**Records for this task:**
◆ ◆ ◆ ◆ ◆ ◆ ◆

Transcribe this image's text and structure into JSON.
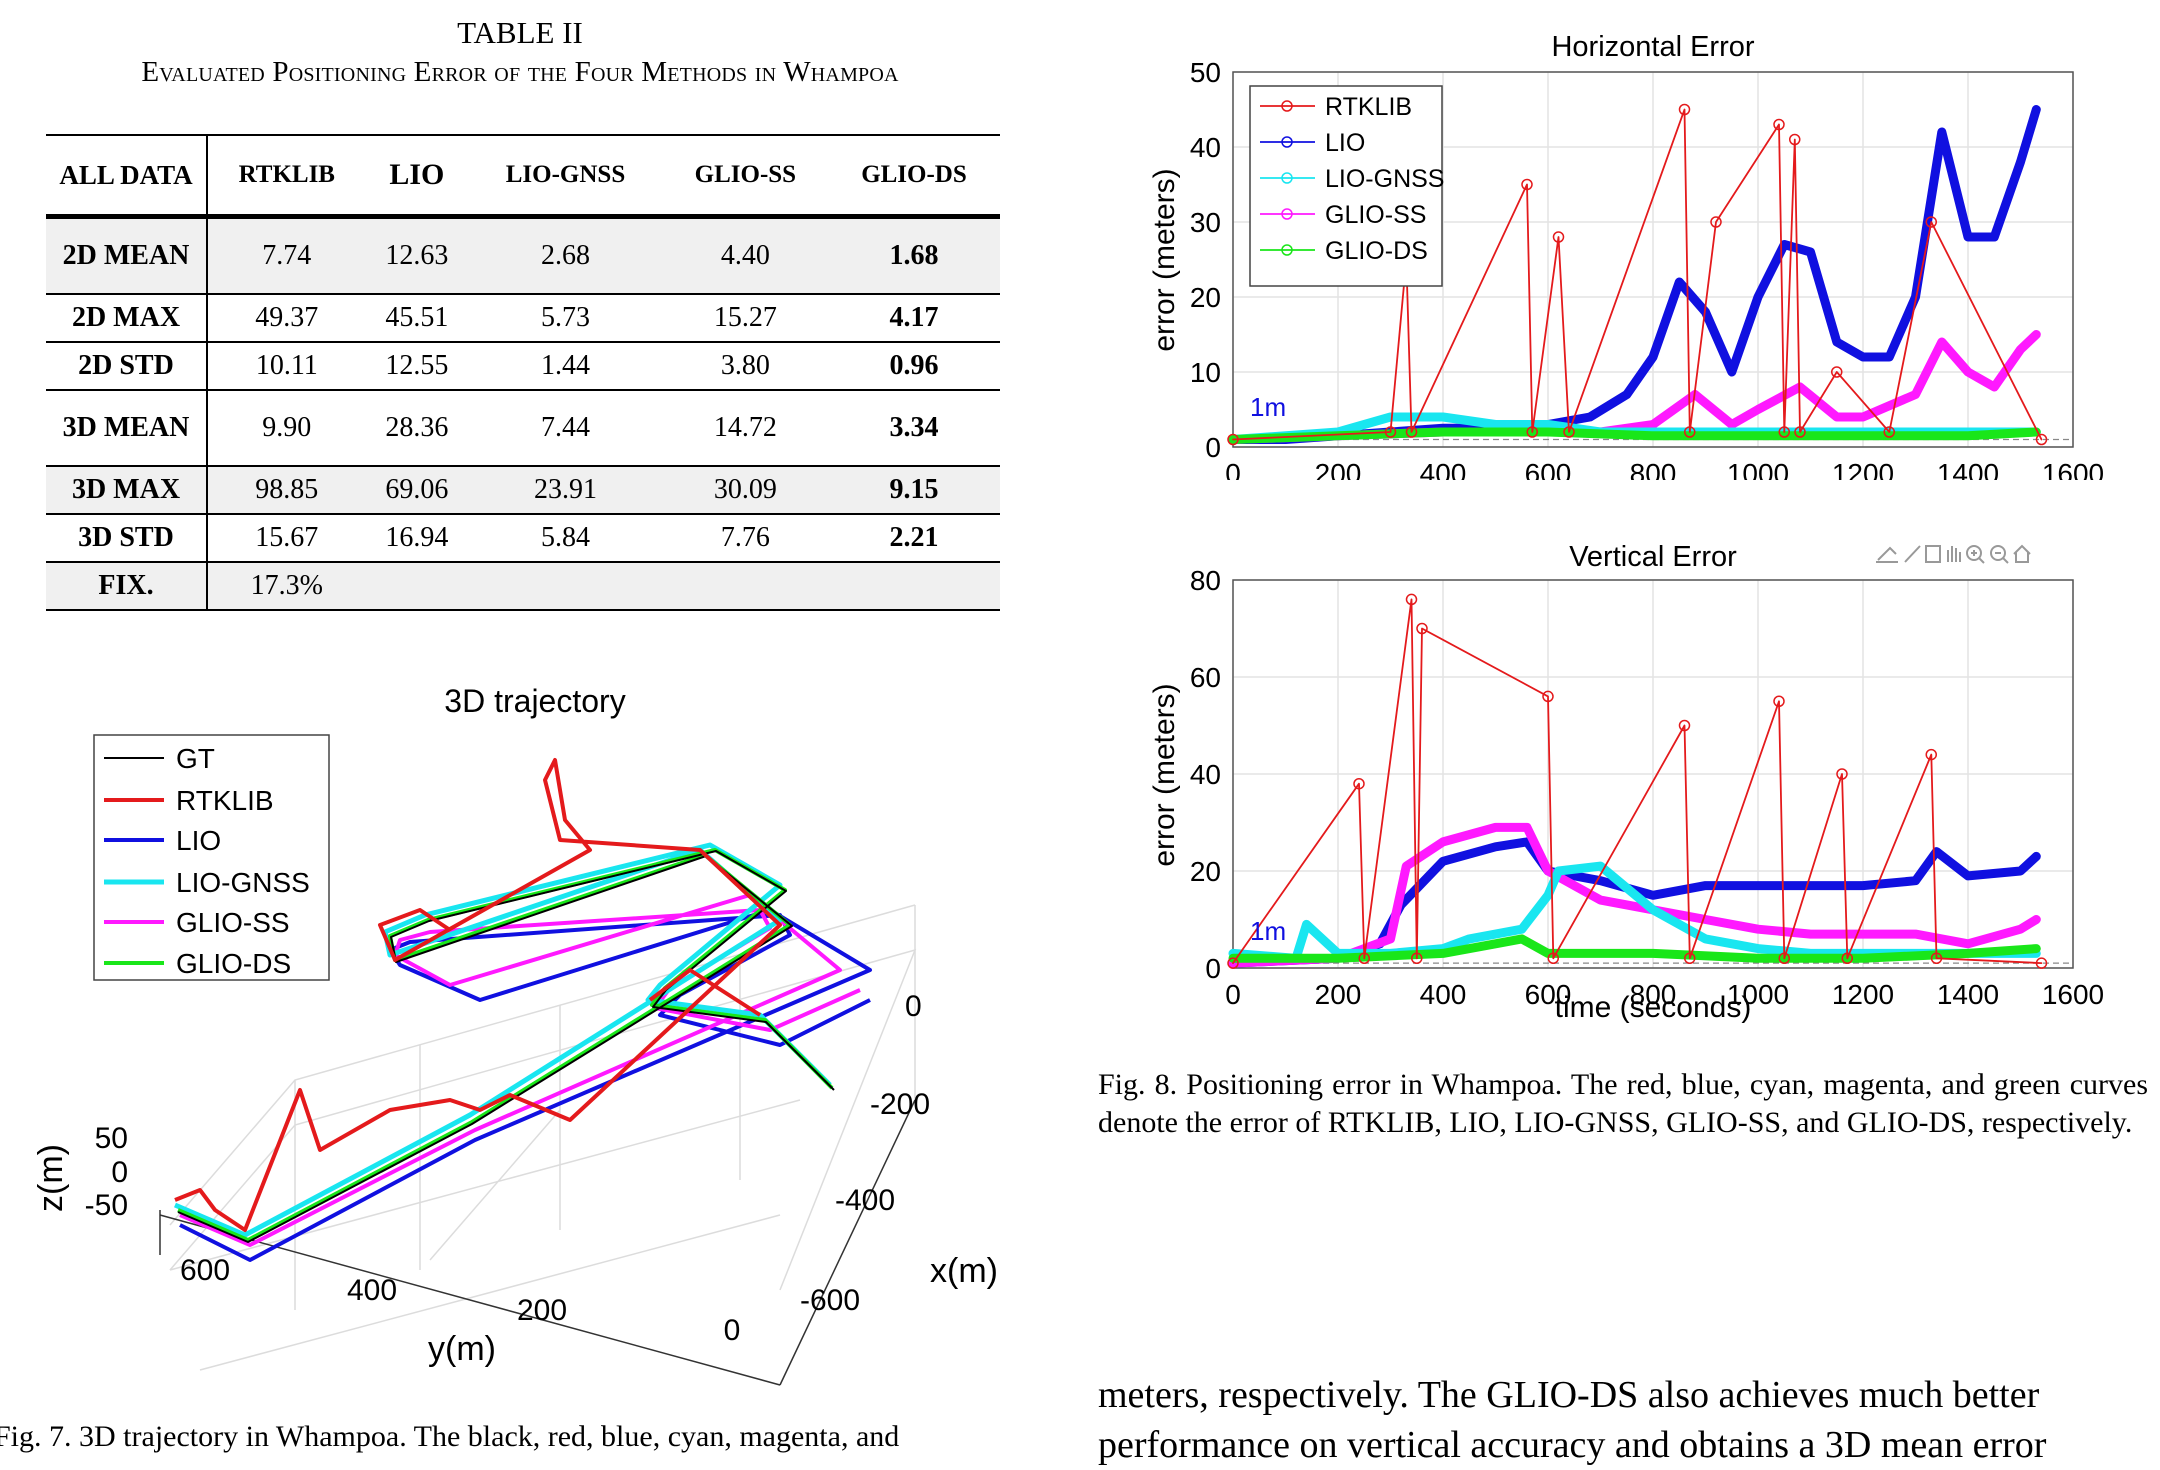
{
  "table": {
    "title": "TABLE II",
    "caption": "Evaluated Positioning Error of the Four Methods in Whampoa",
    "header": [
      "ALL DATA",
      "RTKLIB",
      "LIO",
      "LIO-GNSS",
      "GLIO-SS",
      "GLIO-DS"
    ],
    "rows": [
      {
        "label": "2D MEAN",
        "values": [
          "7.74",
          "12.63",
          "2.68",
          "4.40",
          "1.68"
        ]
      },
      {
        "label": "2D MAX",
        "values": [
          "49.37",
          "45.51",
          "5.73",
          "15.27",
          "4.17"
        ]
      },
      {
        "label": "2D STD",
        "values": [
          "10.11",
          "12.55",
          "1.44",
          "3.80",
          "0.96"
        ]
      },
      {
        "label": "3D MEAN",
        "values": [
          "9.90",
          "28.36",
          "7.44",
          "14.72",
          "3.34"
        ]
      },
      {
        "label": "3D MAX",
        "values": [
          "98.85",
          "69.06",
          "23.91",
          "30.09",
          "9.15"
        ]
      },
      {
        "label": "3D STD",
        "values": [
          "15.67",
          "16.94",
          "5.84",
          "7.76",
          "2.21"
        ]
      },
      {
        "label": "FIX.",
        "values": [
          "17.3%",
          "",
          "",
          "",
          ""
        ]
      }
    ]
  },
  "fig7": {
    "caption": "Fig. 7.    3D trajectory in Whampoa. The black, red, blue, cyan, magenta, and"
  },
  "fig8": {
    "caption": "Fig. 8.    Positioning error in Whampoa. The red, blue, cyan, magenta, and green curves denote the error of RTKLIB, LIO, LIO-GNSS, GLIO-SS, and GLIO-DS, respectively."
  },
  "body_text": {
    "line1": "meters, respectively. The GLIO-DS also achieves much better",
    "line2": "performance on vertical accuracy and obtains a 3D mean error"
  },
  "colors": {
    "GT": "#000000",
    "RTKLIB": "#e41a1c",
    "LIO": "#1010e0",
    "LIO-GNSS": "#19e6f0",
    "GLIO-SS": "#ff19ff",
    "GLIO-DS": "#19e619"
  },
  "chart_data": [
    {
      "type": "line",
      "title": "3D trajectory",
      "xlabel": "y(m)",
      "ylabel": "x(m)",
      "zlabel": "z(m)",
      "y_ticks": [
        "600",
        "400",
        "200",
        "0"
      ],
      "x_ticks": [
        "0",
        "-200",
        "-400",
        "-600"
      ],
      "z_ticks": [
        "50",
        "0",
        "-50"
      ],
      "legend": [
        "GT",
        "RTKLIB",
        "LIO",
        "LIO-GNSS",
        "GLIO-SS",
        "GLIO-DS"
      ],
      "legend_position": "top-left",
      "grid": true
    },
    {
      "type": "line",
      "title": "Horizontal Error",
      "xlabel": "",
      "ylabel": "error (meters)",
      "xlim": [
        0,
        1600
      ],
      "ylim": [
        0,
        50
      ],
      "x_ticks": [
        0,
        200,
        400,
        600,
        800,
        1000,
        1200,
        1400,
        1600
      ],
      "y_ticks": [
        0,
        10,
        20,
        30,
        40,
        50
      ],
      "annotation": "1m",
      "legend": [
        "RTKLIB",
        "LIO",
        "LIO-GNSS",
        "GLIO-SS",
        "GLIO-DS"
      ],
      "legend_position": "top-left",
      "grid": true,
      "series": [
        {
          "name": "LIO",
          "x": [
            0,
            100,
            200,
            300,
            400,
            500,
            600,
            680,
            750,
            800,
            850,
            900,
            950,
            1000,
            1050,
            1100,
            1150,
            1200,
            1250,
            1300,
            1350,
            1400,
            1450,
            1500,
            1530
          ],
          "y": [
            1,
            1,
            1.5,
            2,
            2.5,
            2.5,
            3,
            4,
            7,
            12,
            22,
            18,
            10,
            20,
            27,
            26,
            14,
            12,
            12,
            20,
            42,
            28,
            28,
            38,
            45
          ]
        },
        {
          "name": "GLIO-SS",
          "x": [
            0,
            200,
            400,
            600,
            700,
            800,
            880,
            950,
            1000,
            1080,
            1150,
            1200,
            1300,
            1350,
            1400,
            1450,
            1500,
            1530
          ],
          "y": [
            1,
            1.5,
            2,
            2,
            2,
            3,
            7,
            3,
            5,
            8,
            4,
            4,
            7,
            14,
            10,
            8,
            13,
            15
          ]
        },
        {
          "name": "LIO-GNSS",
          "x": [
            0,
            200,
            300,
            400,
            500,
            600,
            700,
            800,
            1000,
            1200,
            1400,
            1530
          ],
          "y": [
            1,
            2,
            4,
            4,
            3,
            3,
            2,
            2,
            2,
            2,
            2,
            2
          ]
        },
        {
          "name": "GLIO-DS",
          "x": [
            0,
            200,
            400,
            600,
            800,
            1000,
            1200,
            1400,
            1530
          ],
          "y": [
            1,
            1.5,
            2,
            2,
            1.5,
            1.5,
            1.5,
            1.5,
            2
          ]
        },
        {
          "name": "RTKLIB",
          "x": [
            0,
            300,
            330,
            340,
            560,
            570,
            620,
            640,
            860,
            870,
            920,
            1040,
            1050,
            1070,
            1080,
            1150,
            1250,
            1330,
            1540
          ],
          "y": [
            1,
            2,
            25,
            2,
            35,
            2,
            28,
            2,
            45,
            2,
            30,
            43,
            2,
            41,
            2,
            10,
            2,
            30,
            1
          ]
        }
      ]
    },
    {
      "type": "line",
      "title": "Vertical Error",
      "xlabel": "time (seconds)",
      "ylabel": "error (meters)",
      "xlim": [
        0,
        1600
      ],
      "ylim": [
        0,
        80
      ],
      "x_ticks": [
        0,
        200,
        400,
        600,
        800,
        1000,
        1200,
        1400,
        1600
      ],
      "y_ticks": [
        0,
        20,
        40,
        60,
        80
      ],
      "annotation": "1m",
      "grid": true,
      "series": [
        {
          "name": "LIO",
          "x": [
            0,
            200,
            280,
            320,
            400,
            500,
            560,
            600,
            700,
            800,
            900,
            1000,
            1100,
            1200,
            1300,
            1340,
            1400,
            1500,
            1530
          ],
          "y": [
            1,
            2,
            5,
            13,
            22,
            25,
            26,
            20,
            18,
            15,
            17,
            17,
            17,
            17,
            18,
            24,
            19,
            20,
            23
          ]
        },
        {
          "name": "GLIO-SS",
          "x": [
            0,
            200,
            300,
            330,
            400,
            500,
            560,
            600,
            700,
            800,
            900,
            1000,
            1100,
            1200,
            1300,
            1400,
            1500,
            1530
          ],
          "y": [
            1,
            2,
            6,
            21,
            26,
            29,
            29,
            20,
            14,
            12,
            10,
            8,
            7,
            7,
            7,
            5,
            8,
            10
          ]
        },
        {
          "name": "LIO-GNSS",
          "x": [
            0,
            120,
            140,
            200,
            300,
            400,
            450,
            550,
            600,
            620,
            700,
            800,
            900,
            1000,
            1100,
            1300,
            1530
          ],
          "y": [
            3,
            2,
            9,
            3,
            3,
            4,
            6,
            8,
            15,
            20,
            21,
            12,
            6,
            4,
            3,
            3,
            3
          ]
        },
        {
          "name": "GLIO-DS",
          "x": [
            0,
            200,
            400,
            500,
            550,
            600,
            800,
            1000,
            1200,
            1400,
            1530
          ],
          "y": [
            2,
            2,
            3,
            5,
            6,
            3,
            3,
            2,
            2,
            3,
            4
          ]
        },
        {
          "name": "RTKLIB",
          "x": [
            0,
            240,
            250,
            340,
            350,
            360,
            600,
            610,
            860,
            870,
            1040,
            1050,
            1160,
            1170,
            1330,
            1340,
            1540
          ],
          "y": [
            1,
            38,
            2,
            76,
            2,
            70,
            56,
            2,
            50,
            2,
            55,
            2,
            40,
            2,
            44,
            2,
            1
          ]
        }
      ]
    }
  ]
}
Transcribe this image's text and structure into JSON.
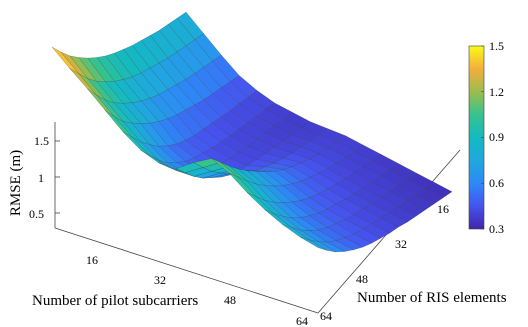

◆ ◆ ◆ ◆ ◆ ◆ ◆

Repeat the data above exactly, but not the pictures.

**Right answer:**
Transcribe this image's text and structure into JSON.
{
  "table": {
    "title": "TABLE II",
    "caption": "Evaluated Positioning Error of the Four Methods in Whampoa",
    "header": [
      "ALL DATA",
      "RTKLIB",
      "LIO",
      "LIO-GNSS",
      "GLIO-SS",
      "GLIO-DS"
    ],
    "rows": [
      {
        "label": "2D MEAN",
        "values": [
          "7.74",
          "12.63",
          "2.68",
          "4.40",
          "1.68"
        ]
      },
      {
        "label": "2D MAX",
        "values": [
          "49.37",
          "45.51",
          "5.73",
          "15.27",
          "4.17"
        ]
      },
      {
        "label": "2D STD",
        "values": [
          "10.11",
          "12.55",
          "1.44",
          "3.80",
          "0.96"
        ]
      },
      {
        "label": "3D MEAN",
        "values": [
          "9.90",
          "28.36",
          "7.44",
          "14.72",
          "3.34"
        ]
      },
      {
        "label": "3D MAX",
        "values": [
          "98.85",
          "69.06",
          "23.91",
          "30.09",
          "9.15"
        ]
      },
      {
        "label": "3D STD",
        "values": [
          "15.67",
          "16.94",
          "5.84",
          "7.76",
          "2.21"
        ]
      },
      {
        "label": "FIX.",
        "values": [
          "17.3%",
          "",
          "",
          "",
          ""
        ]
      }
    ]
  },
  "fig7": {
    "caption": "Fig. 7.    3D trajectory in Whampoa. The black, red, blue, cyan, magenta, and"
  },
  "fig8": {
    "caption": "Fig. 8.    Positioning error in Whampoa. The red, blue, cyan, magenta, and green curves denote the error of RTKLIB, LIO, LIO-GNSS, GLIO-SS, and GLIO-DS, respectively."
  },
  "body_text": {
    "line1": "meters, respectively. The GLIO-DS also achieves much better",
    "line2": "performance on vertical accuracy and obtains a 3D mean error"
  },
  "colors": {
    "GT": "#000000",
    "RTKLIB": "#e41a1c",
    "LIO": "#1010e0",
    "LIO-GNSS": "#19e6f0",
    "GLIO-SS": "#ff19ff",
    "GLIO-DS": "#19e619"
  },
  "chart_data": [
    {
      "type": "line",
      "title": "3D trajectory",
      "xlabel": "y(m)",
      "ylabel": "x(m)",
      "zlabel": "z(m)",
      "y_ticks": [
        "600",
        "400",
        "200",
        "0"
      ],
      "x_ticks": [
        "0",
        "-200",
        "-400",
        "-600"
      ],
      "z_ticks": [
        "50",
        "0",
        "-50"
      ],
      "legend": [
        "GT",
        "RTKLIB",
        "LIO",
        "LIO-GNSS",
        "GLIO-SS",
        "GLIO-DS"
      ],
      "legend_position": "top-left",
      "grid": true
    },
    {
      "type": "line",
      "title": "Horizontal Error",
      "xlabel": "",
      "ylabel": "error (meters)",
      "xlim": [
        0,
        1600
      ],
      "ylim": [
        0,
        50
      ],
      "x_ticks": [
        0,
        200,
        400,
        600,
        800,
        1000,
        1200,
        1400,
        1600
      ],
      "y_ticks": [
        0,
        10,
        20,
        30,
        40,
        50
      ],
      "annotation": "1m",
      "legend": [
        "RTKLIB",
        "LIO",
        "LIO-GNSS",
        "GLIO-SS",
        "GLIO-DS"
      ],
      "legend_position": "top-left",
      "grid": true,
      "series": [
        {
          "name": "LIO",
          "x": [
            0,
            100,
            200,
            300,
            400,
            500,
            600,
            680,
            750,
            800,
            850,
            900,
            950,
            1000,
            1050,
            1100,
            1150,
            1200,
            1250,
            1300,
            1350,
            1400,
            1450,
            1500,
            1530
          ],
          "y": [
            1,
            1,
            1.5,
            2,
            2.5,
            2.5,
            3,
            4,
            7,
            12,
            22,
            18,
            10,
            20,
            27,
            26,
            14,
            12,
            12,
            20,
            42,
            28,
            28,
            38,
            45
          ]
        },
        {
          "name": "GLIO-SS",
          "x": [
            0,
            200,
            400,
            600,
            700,
            800,
            880,
            950,
            1000,
            1080,
            1150,
            1200,
            1300,
            1350,
            1400,
            1450,
            1500,
            1530
          ],
          "y": [
            1,
            1.5,
            2,
            2,
            2,
            3,
            7,
            3,
            5,
            8,
            4,
            4,
            7,
            14,
            10,
            8,
            13,
            15
          ]
        },
        {
          "name": "LIO-GNSS",
          "x": [
            0,
            200,
            300,
            400,
            500,
            600,
            700,
            800,
            1000,
            1200,
            1400,
            1530
          ],
          "y": [
            1,
            2,
            4,
            4,
            3,
            3,
            2,
            2,
            2,
            2,
            2,
            2
          ]
        },
        {
          "name": "GLIO-DS",
          "x": [
            0,
            200,
            400,
            600,
            800,
            1000,
            1200,
            1400,
            1530
          ],
          "y": [
            1,
            1.5,
            2,
            2,
            1.5,
            1.5,
            1.5,
            1.5,
            2
          ]
        },
        {
          "name": "RTKLIB",
          "x": [
            0,
            300,
            330,
            340,
            560,
            570,
            620,
            640,
            860,
            870,
            920,
            1040,
            1050,
            1070,
            1080,
            1150,
            1250,
            1330,
            1540
          ],
          "y": [
            1,
            2,
            25,
            2,
            35,
            2,
            28,
            2,
            45,
            2,
            30,
            43,
            2,
            41,
            2,
            10,
            2,
            30,
            1
          ]
        }
      ]
    },
    {
      "type": "line",
      "title": "Vertical Error",
      "xlabel": "time (seconds)",
      "ylabel": "error (meters)",
      "xlim": [
        0,
        1600
      ],
      "ylim": [
        0,
        80
      ],
      "x_ticks": [
        0,
        200,
        400,
        600,
        800,
        1000,
        1200,
        1400,
        1600
      ],
      "y_ticks": [
        0,
        20,
        40,
        60,
        80
      ],
      "annotation": "1m",
      "grid": true,
      "series": [
        {
          "name": "LIO",
          "x": [
            0,
            200,
            280,
            320,
            400,
            500,
            560,
            600,
            700,
            800,
            900,
            1000,
            1100,
            1200,
            1300,
            1340,
            1400,
            1500,
            1530
          ],
          "y": [
            1,
            2,
            5,
            13,
            22,
            25,
            26,
            20,
            18,
            15,
            17,
            17,
            17,
            17,
            18,
            24,
            19,
            20,
            23
          ]
        },
        {
          "name": "GLIO-SS",
          "x": [
            0,
            200,
            300,
            330,
            400,
            500,
            560,
            600,
            700,
            800,
            900,
            1000,
            1100,
            1200,
            1300,
            1400,
            1500,
            1530
          ],
          "y": [
            1,
            2,
            6,
            21,
            26,
            29,
            29,
            20,
            14,
            12,
            10,
            8,
            7,
            7,
            7,
            5,
            8,
            10
          ]
        },
        {
          "name": "LIO-GNSS",
          "x": [
            0,
            120,
            140,
            200,
            300,
            400,
            450,
            550,
            600,
            620,
            700,
            800,
            900,
            1000,
            1100,
            1300,
            1530
          ],
          "y": [
            3,
            2,
            9,
            3,
            3,
            4,
            6,
            8,
            15,
            20,
            21,
            12,
            6,
            4,
            3,
            3,
            3
          ]
        },
        {
          "name": "GLIO-DS",
          "x": [
            0,
            200,
            400,
            500,
            550,
            600,
            800,
            1000,
            1200,
            1400,
            1530
          ],
          "y": [
            2,
            2,
            3,
            5,
            6,
            3,
            3,
            2,
            2,
            3,
            4
          ]
        },
        {
          "name": "RTKLIB",
          "x": [
            0,
            240,
            250,
            340,
            350,
            360,
            600,
            610,
            860,
            870,
            1040,
            1050,
            1160,
            1170,
            1330,
            1340,
            1540
          ],
          "y": [
            1,
            38,
            2,
            76,
            2,
            70,
            56,
            2,
            50,
            2,
            55,
            2,
            40,
            2,
            44,
            2,
            1
          ]
        }
      ]
    }
  ]
}
Transcribe this image's text and structure into JSON.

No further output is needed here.